• EXERCISE
How many lines of the listing below contain "title"? State the number alone.

--

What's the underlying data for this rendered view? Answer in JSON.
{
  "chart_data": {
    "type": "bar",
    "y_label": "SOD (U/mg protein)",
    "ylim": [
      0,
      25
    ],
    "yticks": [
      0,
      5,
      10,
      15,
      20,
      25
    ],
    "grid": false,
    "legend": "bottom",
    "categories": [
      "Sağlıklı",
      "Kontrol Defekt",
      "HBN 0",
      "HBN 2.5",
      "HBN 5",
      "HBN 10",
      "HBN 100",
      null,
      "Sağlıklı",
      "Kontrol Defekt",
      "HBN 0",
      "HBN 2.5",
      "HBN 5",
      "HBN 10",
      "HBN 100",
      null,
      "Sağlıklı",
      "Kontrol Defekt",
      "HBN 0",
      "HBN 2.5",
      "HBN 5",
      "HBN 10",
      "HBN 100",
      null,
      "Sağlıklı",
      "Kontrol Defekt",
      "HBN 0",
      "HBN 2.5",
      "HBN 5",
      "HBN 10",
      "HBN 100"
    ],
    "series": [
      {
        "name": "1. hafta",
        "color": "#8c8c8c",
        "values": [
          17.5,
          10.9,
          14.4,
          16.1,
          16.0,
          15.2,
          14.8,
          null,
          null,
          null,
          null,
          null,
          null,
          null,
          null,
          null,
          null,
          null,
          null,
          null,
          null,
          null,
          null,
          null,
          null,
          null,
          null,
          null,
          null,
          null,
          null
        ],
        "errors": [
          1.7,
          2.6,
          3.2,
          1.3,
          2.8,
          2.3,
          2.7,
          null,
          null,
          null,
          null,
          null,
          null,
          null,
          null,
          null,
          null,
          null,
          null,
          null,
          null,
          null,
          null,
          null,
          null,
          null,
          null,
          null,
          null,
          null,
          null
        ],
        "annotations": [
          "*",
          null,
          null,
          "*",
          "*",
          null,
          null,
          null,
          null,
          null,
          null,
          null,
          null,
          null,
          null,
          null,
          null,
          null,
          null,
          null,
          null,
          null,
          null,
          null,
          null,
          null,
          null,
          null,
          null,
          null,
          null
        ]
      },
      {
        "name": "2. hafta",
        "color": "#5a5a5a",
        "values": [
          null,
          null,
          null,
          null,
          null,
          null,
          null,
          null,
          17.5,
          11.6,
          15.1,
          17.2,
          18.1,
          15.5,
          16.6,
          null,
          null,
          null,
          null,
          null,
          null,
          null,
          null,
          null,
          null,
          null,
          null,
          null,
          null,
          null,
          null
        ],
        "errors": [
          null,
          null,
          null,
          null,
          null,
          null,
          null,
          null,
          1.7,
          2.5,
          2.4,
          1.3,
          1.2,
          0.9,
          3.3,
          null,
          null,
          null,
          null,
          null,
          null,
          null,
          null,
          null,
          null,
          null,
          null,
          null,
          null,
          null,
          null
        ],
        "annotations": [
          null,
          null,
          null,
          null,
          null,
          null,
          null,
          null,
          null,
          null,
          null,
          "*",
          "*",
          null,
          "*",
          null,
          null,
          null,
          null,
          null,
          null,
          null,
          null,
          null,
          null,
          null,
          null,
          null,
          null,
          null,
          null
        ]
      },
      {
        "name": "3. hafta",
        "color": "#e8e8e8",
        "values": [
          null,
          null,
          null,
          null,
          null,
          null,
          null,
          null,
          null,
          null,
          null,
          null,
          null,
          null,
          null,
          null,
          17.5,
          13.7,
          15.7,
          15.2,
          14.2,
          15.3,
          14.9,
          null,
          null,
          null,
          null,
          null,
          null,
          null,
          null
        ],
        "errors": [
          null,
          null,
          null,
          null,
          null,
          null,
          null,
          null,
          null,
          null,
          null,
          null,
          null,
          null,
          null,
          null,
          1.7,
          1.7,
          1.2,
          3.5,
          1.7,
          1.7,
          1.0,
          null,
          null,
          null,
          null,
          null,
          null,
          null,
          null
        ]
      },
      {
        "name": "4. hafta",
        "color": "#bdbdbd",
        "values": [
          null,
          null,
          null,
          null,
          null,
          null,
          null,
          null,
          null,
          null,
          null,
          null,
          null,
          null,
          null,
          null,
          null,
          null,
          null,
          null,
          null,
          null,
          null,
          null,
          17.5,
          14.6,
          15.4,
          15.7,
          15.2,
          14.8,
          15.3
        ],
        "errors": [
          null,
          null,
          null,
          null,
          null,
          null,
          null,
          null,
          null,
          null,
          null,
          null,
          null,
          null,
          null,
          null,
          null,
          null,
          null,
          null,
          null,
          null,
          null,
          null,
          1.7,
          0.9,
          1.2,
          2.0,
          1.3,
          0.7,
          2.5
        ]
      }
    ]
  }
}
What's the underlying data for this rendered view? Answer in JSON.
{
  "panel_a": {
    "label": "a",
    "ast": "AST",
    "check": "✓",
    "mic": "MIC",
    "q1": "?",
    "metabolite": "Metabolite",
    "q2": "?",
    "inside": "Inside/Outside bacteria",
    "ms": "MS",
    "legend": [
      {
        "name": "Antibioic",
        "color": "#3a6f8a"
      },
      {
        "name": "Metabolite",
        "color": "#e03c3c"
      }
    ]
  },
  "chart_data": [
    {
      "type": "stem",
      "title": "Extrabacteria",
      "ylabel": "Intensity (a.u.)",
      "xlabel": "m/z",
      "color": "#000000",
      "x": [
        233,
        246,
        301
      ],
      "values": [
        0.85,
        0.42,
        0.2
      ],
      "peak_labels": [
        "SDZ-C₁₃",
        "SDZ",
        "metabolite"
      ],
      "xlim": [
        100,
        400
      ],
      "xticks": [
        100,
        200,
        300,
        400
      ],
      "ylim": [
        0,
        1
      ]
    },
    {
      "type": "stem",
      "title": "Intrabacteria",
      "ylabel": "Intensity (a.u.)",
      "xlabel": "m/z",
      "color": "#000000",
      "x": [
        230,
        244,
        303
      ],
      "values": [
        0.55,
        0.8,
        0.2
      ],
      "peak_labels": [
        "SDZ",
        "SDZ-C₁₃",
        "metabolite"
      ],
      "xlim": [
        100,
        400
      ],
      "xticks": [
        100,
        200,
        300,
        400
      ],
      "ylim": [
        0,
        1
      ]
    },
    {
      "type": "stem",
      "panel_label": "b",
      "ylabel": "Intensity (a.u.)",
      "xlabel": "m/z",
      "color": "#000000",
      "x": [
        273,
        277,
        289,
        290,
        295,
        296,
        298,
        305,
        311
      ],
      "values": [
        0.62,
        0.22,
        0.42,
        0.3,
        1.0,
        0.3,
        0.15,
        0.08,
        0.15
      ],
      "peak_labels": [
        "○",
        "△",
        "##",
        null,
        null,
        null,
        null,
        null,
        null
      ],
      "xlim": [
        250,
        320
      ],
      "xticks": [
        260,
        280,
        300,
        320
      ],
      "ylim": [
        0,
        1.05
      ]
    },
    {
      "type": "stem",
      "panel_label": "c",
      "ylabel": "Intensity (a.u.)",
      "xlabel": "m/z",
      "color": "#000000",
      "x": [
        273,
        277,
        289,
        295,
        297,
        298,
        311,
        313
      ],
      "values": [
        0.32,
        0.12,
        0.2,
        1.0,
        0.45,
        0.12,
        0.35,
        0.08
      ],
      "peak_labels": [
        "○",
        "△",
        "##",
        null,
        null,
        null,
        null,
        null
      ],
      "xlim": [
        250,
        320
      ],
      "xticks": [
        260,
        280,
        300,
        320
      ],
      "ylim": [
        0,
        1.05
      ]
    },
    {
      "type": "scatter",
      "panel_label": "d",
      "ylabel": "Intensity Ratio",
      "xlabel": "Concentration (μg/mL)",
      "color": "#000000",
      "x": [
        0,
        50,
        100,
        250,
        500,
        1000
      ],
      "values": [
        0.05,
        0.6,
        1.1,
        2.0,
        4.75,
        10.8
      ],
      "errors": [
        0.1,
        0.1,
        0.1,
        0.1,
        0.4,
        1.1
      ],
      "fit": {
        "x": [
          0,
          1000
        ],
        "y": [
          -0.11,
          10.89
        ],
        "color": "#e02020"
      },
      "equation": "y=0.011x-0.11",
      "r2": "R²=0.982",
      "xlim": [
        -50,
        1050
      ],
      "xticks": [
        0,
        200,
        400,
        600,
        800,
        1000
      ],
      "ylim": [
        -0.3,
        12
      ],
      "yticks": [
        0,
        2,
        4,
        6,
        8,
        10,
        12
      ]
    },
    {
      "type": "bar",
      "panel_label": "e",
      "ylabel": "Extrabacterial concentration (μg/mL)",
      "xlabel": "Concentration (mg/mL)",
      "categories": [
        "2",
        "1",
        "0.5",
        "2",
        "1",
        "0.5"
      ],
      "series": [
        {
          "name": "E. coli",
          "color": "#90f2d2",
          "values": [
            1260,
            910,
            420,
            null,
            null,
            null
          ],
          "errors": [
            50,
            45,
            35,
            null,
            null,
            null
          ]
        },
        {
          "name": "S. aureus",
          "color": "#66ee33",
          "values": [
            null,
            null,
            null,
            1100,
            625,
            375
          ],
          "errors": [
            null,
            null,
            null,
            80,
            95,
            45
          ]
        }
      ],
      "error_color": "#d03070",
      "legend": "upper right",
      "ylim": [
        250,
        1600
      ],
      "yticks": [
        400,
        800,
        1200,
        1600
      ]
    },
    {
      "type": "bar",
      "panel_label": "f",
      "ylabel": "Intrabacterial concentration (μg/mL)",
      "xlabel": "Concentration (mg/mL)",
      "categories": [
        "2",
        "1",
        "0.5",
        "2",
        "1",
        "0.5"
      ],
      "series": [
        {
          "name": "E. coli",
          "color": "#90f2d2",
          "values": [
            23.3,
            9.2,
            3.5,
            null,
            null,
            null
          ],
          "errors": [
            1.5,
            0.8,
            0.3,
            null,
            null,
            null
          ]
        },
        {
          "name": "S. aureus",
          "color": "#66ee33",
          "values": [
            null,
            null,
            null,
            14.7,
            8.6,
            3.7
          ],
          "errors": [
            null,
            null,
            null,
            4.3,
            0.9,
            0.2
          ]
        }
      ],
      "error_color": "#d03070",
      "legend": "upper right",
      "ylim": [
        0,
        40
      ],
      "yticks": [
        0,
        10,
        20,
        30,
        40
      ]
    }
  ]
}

--

• EXERCISE SOLUTION
2